* Instructions to follow
Keep only the lines of the data below that contain "beta", and copy them.

Records from a collection of figures
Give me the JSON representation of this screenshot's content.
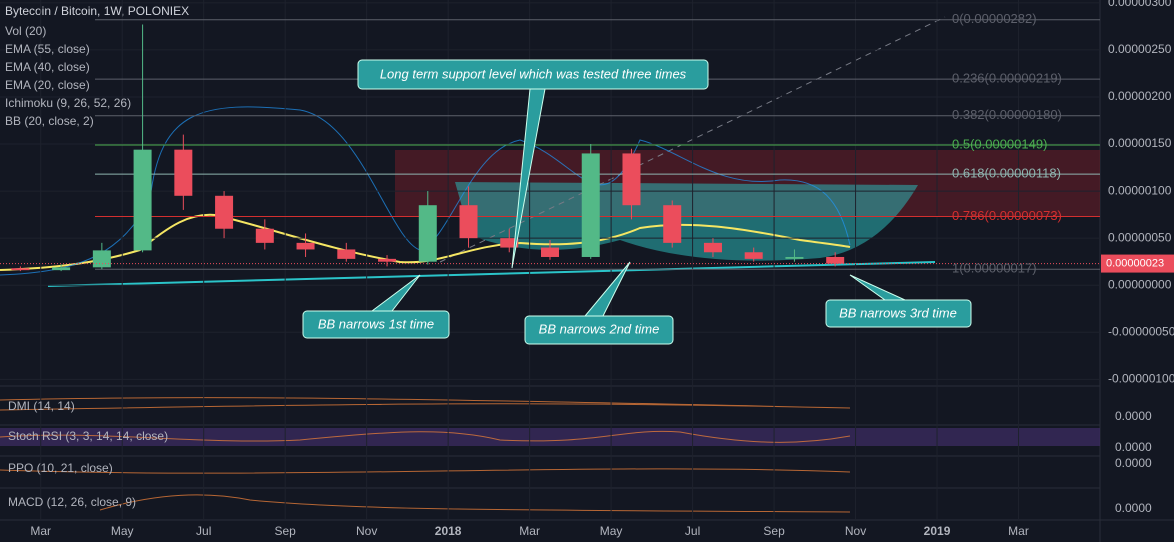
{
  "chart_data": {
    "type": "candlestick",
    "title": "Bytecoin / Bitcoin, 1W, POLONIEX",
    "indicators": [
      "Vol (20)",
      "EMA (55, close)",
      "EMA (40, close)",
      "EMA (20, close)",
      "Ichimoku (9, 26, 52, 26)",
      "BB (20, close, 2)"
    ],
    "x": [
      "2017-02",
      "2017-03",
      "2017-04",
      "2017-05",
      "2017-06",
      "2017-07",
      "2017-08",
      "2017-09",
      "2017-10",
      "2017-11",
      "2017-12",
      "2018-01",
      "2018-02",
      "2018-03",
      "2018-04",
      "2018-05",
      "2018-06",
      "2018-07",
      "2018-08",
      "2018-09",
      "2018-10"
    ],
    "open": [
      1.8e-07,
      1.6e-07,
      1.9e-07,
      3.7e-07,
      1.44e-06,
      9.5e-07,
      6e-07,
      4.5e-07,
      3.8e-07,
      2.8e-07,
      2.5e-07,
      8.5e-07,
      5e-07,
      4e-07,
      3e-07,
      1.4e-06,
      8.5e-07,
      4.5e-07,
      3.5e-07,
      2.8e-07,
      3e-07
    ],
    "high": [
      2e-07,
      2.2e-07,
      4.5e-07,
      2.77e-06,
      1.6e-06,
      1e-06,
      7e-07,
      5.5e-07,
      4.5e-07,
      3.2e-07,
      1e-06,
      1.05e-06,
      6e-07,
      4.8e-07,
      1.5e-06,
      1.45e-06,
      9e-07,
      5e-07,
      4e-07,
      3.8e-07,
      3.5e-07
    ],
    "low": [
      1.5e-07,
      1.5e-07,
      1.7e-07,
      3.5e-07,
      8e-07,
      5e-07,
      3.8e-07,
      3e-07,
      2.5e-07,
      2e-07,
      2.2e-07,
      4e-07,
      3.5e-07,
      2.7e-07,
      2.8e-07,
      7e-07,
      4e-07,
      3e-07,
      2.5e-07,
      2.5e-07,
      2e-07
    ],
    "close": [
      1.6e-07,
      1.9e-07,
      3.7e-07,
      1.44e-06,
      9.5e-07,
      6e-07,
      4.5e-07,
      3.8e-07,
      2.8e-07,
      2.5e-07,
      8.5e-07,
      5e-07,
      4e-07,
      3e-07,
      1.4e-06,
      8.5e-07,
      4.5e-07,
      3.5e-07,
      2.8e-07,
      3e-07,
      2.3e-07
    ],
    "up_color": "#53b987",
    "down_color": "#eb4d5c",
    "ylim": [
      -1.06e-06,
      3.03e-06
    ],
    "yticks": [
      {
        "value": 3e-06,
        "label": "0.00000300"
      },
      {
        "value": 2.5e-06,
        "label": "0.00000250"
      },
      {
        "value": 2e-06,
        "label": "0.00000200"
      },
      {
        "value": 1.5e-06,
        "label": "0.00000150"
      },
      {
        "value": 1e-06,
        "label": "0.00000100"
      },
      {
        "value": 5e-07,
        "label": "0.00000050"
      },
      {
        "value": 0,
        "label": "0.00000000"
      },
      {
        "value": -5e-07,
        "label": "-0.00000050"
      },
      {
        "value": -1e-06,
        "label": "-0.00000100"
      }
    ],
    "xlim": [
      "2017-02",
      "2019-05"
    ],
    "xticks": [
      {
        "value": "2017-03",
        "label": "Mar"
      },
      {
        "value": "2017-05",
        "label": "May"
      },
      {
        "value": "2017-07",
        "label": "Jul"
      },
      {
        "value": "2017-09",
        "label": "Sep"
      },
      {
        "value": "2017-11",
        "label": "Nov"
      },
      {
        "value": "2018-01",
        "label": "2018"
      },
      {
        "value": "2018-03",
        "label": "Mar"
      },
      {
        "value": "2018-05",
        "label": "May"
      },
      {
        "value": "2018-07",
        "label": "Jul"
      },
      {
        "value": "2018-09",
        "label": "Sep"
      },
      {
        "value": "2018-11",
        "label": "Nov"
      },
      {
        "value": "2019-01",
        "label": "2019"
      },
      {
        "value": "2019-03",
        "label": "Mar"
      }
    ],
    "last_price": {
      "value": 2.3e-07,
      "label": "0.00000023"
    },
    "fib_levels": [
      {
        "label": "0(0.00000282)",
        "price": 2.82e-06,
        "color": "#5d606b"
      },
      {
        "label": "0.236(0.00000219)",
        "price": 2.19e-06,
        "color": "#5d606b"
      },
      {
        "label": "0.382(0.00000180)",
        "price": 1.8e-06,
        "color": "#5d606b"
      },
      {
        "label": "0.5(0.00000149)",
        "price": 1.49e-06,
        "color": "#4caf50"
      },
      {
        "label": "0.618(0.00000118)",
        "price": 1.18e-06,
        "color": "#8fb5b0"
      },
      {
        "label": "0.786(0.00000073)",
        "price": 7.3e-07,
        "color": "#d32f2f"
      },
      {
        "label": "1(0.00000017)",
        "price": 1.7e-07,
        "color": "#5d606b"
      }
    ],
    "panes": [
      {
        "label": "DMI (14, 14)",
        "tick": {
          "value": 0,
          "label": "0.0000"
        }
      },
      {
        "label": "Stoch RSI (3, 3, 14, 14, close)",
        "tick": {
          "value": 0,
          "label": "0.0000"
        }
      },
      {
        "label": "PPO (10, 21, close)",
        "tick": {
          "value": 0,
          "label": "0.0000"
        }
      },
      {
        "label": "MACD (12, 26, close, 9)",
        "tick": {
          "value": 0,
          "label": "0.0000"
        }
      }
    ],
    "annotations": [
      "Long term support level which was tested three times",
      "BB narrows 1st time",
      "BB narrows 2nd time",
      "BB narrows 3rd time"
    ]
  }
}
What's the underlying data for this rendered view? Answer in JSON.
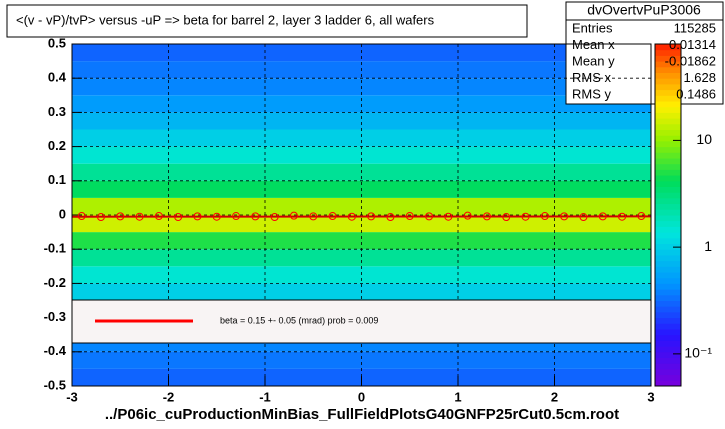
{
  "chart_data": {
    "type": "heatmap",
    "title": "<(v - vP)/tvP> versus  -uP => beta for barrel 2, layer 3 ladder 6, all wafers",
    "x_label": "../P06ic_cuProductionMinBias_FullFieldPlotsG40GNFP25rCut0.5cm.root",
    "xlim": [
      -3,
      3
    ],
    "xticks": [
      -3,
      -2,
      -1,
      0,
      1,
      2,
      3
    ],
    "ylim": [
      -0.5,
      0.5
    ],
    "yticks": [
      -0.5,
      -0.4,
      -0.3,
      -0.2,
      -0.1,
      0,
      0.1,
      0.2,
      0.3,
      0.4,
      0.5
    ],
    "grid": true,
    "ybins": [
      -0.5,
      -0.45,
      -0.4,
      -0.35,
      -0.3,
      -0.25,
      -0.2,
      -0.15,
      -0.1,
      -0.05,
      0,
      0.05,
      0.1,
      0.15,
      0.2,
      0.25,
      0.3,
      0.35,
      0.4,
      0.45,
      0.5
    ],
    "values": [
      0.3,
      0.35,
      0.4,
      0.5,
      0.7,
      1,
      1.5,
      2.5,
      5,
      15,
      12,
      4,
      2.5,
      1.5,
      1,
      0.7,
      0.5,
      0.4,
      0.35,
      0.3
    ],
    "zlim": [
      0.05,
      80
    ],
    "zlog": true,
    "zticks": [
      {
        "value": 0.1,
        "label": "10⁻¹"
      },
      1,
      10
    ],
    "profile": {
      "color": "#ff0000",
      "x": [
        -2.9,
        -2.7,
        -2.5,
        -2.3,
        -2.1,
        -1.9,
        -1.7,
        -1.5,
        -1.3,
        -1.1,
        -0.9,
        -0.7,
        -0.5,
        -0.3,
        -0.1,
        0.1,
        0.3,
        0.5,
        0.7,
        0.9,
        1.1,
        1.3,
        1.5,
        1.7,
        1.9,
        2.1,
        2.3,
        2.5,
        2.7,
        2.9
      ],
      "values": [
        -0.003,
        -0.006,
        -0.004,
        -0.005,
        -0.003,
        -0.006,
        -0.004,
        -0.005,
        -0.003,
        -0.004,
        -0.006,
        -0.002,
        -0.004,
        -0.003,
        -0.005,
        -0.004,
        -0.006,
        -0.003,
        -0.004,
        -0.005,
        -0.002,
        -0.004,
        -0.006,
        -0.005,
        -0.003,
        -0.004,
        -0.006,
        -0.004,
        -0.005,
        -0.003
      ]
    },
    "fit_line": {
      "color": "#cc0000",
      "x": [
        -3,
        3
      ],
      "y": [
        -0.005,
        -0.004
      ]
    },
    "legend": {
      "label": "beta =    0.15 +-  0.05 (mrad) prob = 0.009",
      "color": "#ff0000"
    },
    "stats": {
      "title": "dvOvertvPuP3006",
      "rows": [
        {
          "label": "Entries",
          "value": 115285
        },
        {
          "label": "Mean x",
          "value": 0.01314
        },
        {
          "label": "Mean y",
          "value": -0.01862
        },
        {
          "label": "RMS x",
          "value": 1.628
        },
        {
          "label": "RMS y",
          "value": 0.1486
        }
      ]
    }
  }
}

* The solution
    "title": "<(v - vP)/tvP> versus  -uP => beta for barrel 2, layer 3 ladder 6, all wafers",
      "label": "beta =    0.15 +-  0.05 (mrad) prob = 0.009",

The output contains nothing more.